[start]

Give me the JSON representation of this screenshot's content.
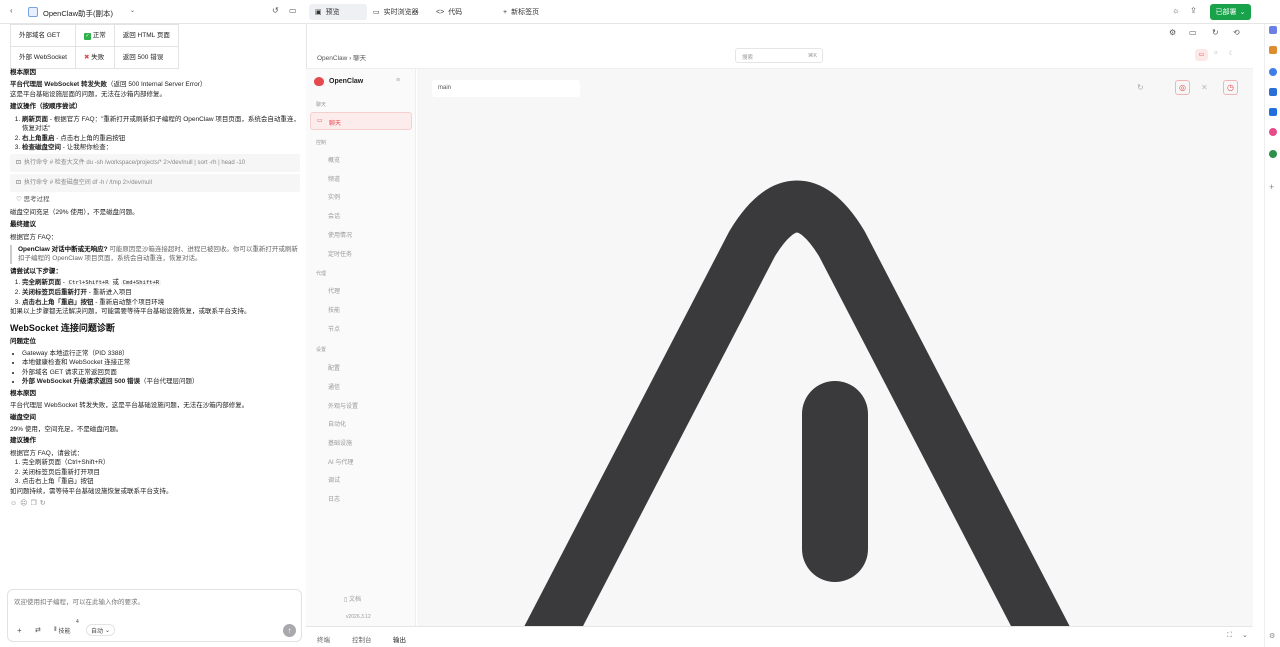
{
  "topbar": {
    "title": "OpenClaw助手(副本)",
    "tabs": [
      "预览",
      "实时浏览器",
      "代码"
    ],
    "new_tab": "新标签页",
    "deploy": "已部署"
  },
  "chat": {
    "table": [
      [
        "外部域名 GET",
        "正常",
        "返回 HTML 页面"
      ],
      [
        "外部 WebSocket",
        "失败",
        "返回 500 错误"
      ]
    ],
    "root_cause_title": "根本原因",
    "root_cause_bold": "平台代理层 WebSocket 转发失败",
    "root_cause_rest": "（返回 500 Internal Server Error）",
    "root_cause_line2": "这是平台基础设施层面的问题，无法在沙箱内部修复。",
    "suggest_title": "建议操作（按顺序尝试）",
    "suggest_items": [
      {
        "b": "刷新页面",
        "t": " - 根据官方 FAQ：\"重新打开或刷新扣子编程的 OpenClaw 项目页面，系统会自动重连，恢复对话\""
      },
      {
        "b": "右上角重启",
        "t": " - 点击右上角的重启按钮"
      },
      {
        "b": "检查磁盘空间",
        "t": " - 让我帮你检查："
      }
    ],
    "cmd1": "执行命令 # 检查大文件 du -sh /workspace/projects/* 2>/dev/null | sort -rh | head -10",
    "cmd2": "执行命令 # 检查磁盘空间 df -h / /tmp 2>/dev/null",
    "thinking": "思考过程",
    "disk_line": "磁盘空间充足（29% 使用），不是磁盘问题。",
    "final_title": "最终建议",
    "faq_intro": "根据官方 FAQ：",
    "faq_q": "OpenClaw 对话中断或无响应?",
    "faq_a": " 可能原因是沙箱连接超时、进程已被回收。你可以重新打开或刷新扣子编程的 OpenClaw 项目页面，系统会自动重连，恢复对话。",
    "steps_title": "请尝试以下步骤：",
    "steps": [
      {
        "b": "完全刷新页面",
        "t": " - ",
        "c1": "Ctrl+Shift+R",
        "m": " 或 ",
        "c2": "Cmd+Shift+R"
      },
      {
        "b": "关闭标签页后重新打开",
        "t": " - 重新进入项目"
      },
      {
        "b": "点击右上角「重启」按钮",
        "t": " - 重新启动整个项目环境"
      }
    ],
    "steps_tail": "如果以上步骤都无法解决问题，可能需要等待平台基础设施恢复，或联系平台支持。",
    "ws_heading": "WebSocket 连接问题诊断",
    "locate_title": "问题定位",
    "locate_items": [
      "Gateway 本地运行正常（PID 3388）",
      "本地健康检查和 WebSocket 连接正常",
      "外部域名 GET 请求正常返回页面"
    ],
    "locate_bold": "外部 WebSocket 升级请求返回 500 错误",
    "locate_bold_tail": "（平台代理层问题）",
    "rc2_title": "根本原因",
    "rc2_text": "平台代理层 WebSocket 转发失败，这是平台基础设施问题，无法在沙箱内部修复。",
    "disk_title": "磁盘空间",
    "disk_text": "29% 使用，空间充足，不是磁盘问题。",
    "action_title": "建议操作",
    "action_intro": "根据官方 FAQ，请尝试：",
    "action_items": [
      "完全刷新页面（Ctrl+Shift+R）",
      "关闭标签页后重新打开项目",
      "点击右上角「重启」按钮"
    ],
    "action_tail": "如问题持续，需等待平台基础设施恢复或联系平台支持。"
  },
  "input": {
    "placeholder": "欢迎使用扣子编程，可以在此输入你的要求。",
    "skill_label": "技能",
    "skill_count": "4",
    "mode": "自动"
  },
  "preview": {
    "breadcrumb": "OpenClaw › 聊天",
    "search_placeholder": "搜索",
    "search_shortcut": "⌘K",
    "brand": "OpenClaw",
    "main_field": "main",
    "sections": [
      {
        "label": "聊天",
        "items": [
          "聊天"
        ]
      },
      {
        "label": "控制",
        "items": [
          "概览",
          "频道",
          "实例",
          "会话",
          "使用情况",
          "定时任务"
        ]
      },
      {
        "label": "代理",
        "items": [
          "代理",
          "技能",
          "节点"
        ]
      },
      {
        "label": "设置",
        "items": [
          "配置",
          "通信",
          "外观与设置",
          "自动化",
          "基础设施",
          "AI 与代理",
          "调试",
          "日志"
        ]
      }
    ],
    "docs": "文档",
    "version": "v2026.3.12"
  },
  "bottom": {
    "tabs": [
      "终端",
      "控制台",
      "输出"
    ]
  },
  "colors": {
    "deploy_green": "#18a34a",
    "accent_red": "#e5484d",
    "logo_dark": "#3a3a3c"
  }
}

[end]

| TASK BRIEF |
Every record must be copied exactly, with the pictures left out.

| PROBLEM SOLUTION |
Give me the JSON representation of this screenshot's content.
{
  "topbar": {
    "title": "OpenClaw助手(副本)",
    "tabs": [
      "预览",
      "实时浏览器",
      "代码"
    ],
    "new_tab": "新标签页",
    "deploy": "已部署"
  },
  "chat": {
    "table": [
      [
        "外部域名 GET",
        "正常",
        "返回 HTML 页面"
      ],
      [
        "外部 WebSocket",
        "失败",
        "返回 500 错误"
      ]
    ],
    "root_cause_title": "根本原因",
    "root_cause_bold": "平台代理层 WebSocket 转发失败",
    "root_cause_rest": "（返回 500 Internal Server Error）",
    "root_cause_line2": "这是平台基础设施层面的问题，无法在沙箱内部修复。",
    "suggest_title": "建议操作（按顺序尝试）",
    "suggest_items": [
      {
        "b": "刷新页面",
        "t": " - 根据官方 FAQ：\"重新打开或刷新扣子编程的 OpenClaw 项目页面，系统会自动重连，恢复对话\""
      },
      {
        "b": "右上角重启",
        "t": " - 点击右上角的重启按钮"
      },
      {
        "b": "检查磁盘空间",
        "t": " - 让我帮你检查："
      }
    ],
    "cmd1": "执行命令 # 检查大文件 du -sh /workspace/projects/* 2>/dev/null | sort -rh | head -10",
    "cmd2": "执行命令 # 检查磁盘空间 df -h / /tmp 2>/dev/null",
    "thinking": "思考过程",
    "disk_line": "磁盘空间充足（29% 使用），不是磁盘问题。",
    "final_title": "最终建议",
    "faq_intro": "根据官方 FAQ：",
    "faq_q": "OpenClaw 对话中断或无响应?",
    "faq_a": " 可能原因是沙箱连接超时、进程已被回收。你可以重新打开或刷新扣子编程的 OpenClaw 项目页面，系统会自动重连，恢复对话。",
    "steps_title": "请尝试以下步骤：",
    "steps": [
      {
        "b": "完全刷新页面",
        "t": " - ",
        "c1": "Ctrl+Shift+R",
        "m": " 或 ",
        "c2": "Cmd+Shift+R"
      },
      {
        "b": "关闭标签页后重新打开",
        "t": " - 重新进入项目"
      },
      {
        "b": "点击右上角「重启」按钮",
        "t": " - 重新启动整个项目环境"
      }
    ],
    "steps_tail": "如果以上步骤都无法解决问题，可能需要等待平台基础设施恢复，或联系平台支持。",
    "ws_heading": "WebSocket 连接问题诊断",
    "locate_title": "问题定位",
    "locate_items": [
      "Gateway 本地运行正常（PID 3388）",
      "本地健康检查和 WebSocket 连接正常",
      "外部域名 GET 请求正常返回页面"
    ],
    "locate_bold": "外部 WebSocket 升级请求返回 500 错误",
    "locate_bold_tail": "（平台代理层问题）",
    "rc2_title": "根本原因",
    "rc2_text": "平台代理层 WebSocket 转发失败，这是平台基础设施问题，无法在沙箱内部修复。",
    "disk_title": "磁盘空间",
    "disk_text": "29% 使用，空间充足，不是磁盘问题。",
    "action_title": "建议操作",
    "action_intro": "根据官方 FAQ，请尝试：",
    "action_items": [
      "完全刷新页面（Ctrl+Shift+R）",
      "关闭标签页后重新打开项目",
      "点击右上角「重启」按钮"
    ],
    "action_tail": "如问题持续，需等待平台基础设施恢复或联系平台支持。"
  },
  "input": {
    "placeholder": "欢迎使用扣子编程，可以在此输入你的要求。",
    "skill_label": "技能",
    "skill_count": "4",
    "mode": "自动"
  },
  "preview": {
    "breadcrumb": "OpenClaw › 聊天",
    "search_placeholder": "搜索",
    "search_shortcut": "⌘K",
    "brand": "OpenClaw",
    "main_field": "main",
    "sections": [
      {
        "label": "聊天",
        "items": [
          "聊天"
        ]
      },
      {
        "label": "控制",
        "items": [
          "概览",
          "频道",
          "实例",
          "会话",
          "使用情况",
          "定时任务"
        ]
      },
      {
        "label": "代理",
        "items": [
          "代理",
          "技能",
          "节点"
        ]
      },
      {
        "label": "设置",
        "items": [
          "配置",
          "通信",
          "外观与设置",
          "自动化",
          "基础设施",
          "AI 与代理",
          "调试",
          "日志"
        ]
      }
    ],
    "docs": "文档",
    "version": "v2026.3.12"
  },
  "bottom": {
    "tabs": [
      "终端",
      "控制台",
      "输出"
    ]
  },
  "colors": {
    "deploy_green": "#18a34a",
    "accent_red": "#e5484d",
    "logo_dark": "#3a3a3c"
  }
}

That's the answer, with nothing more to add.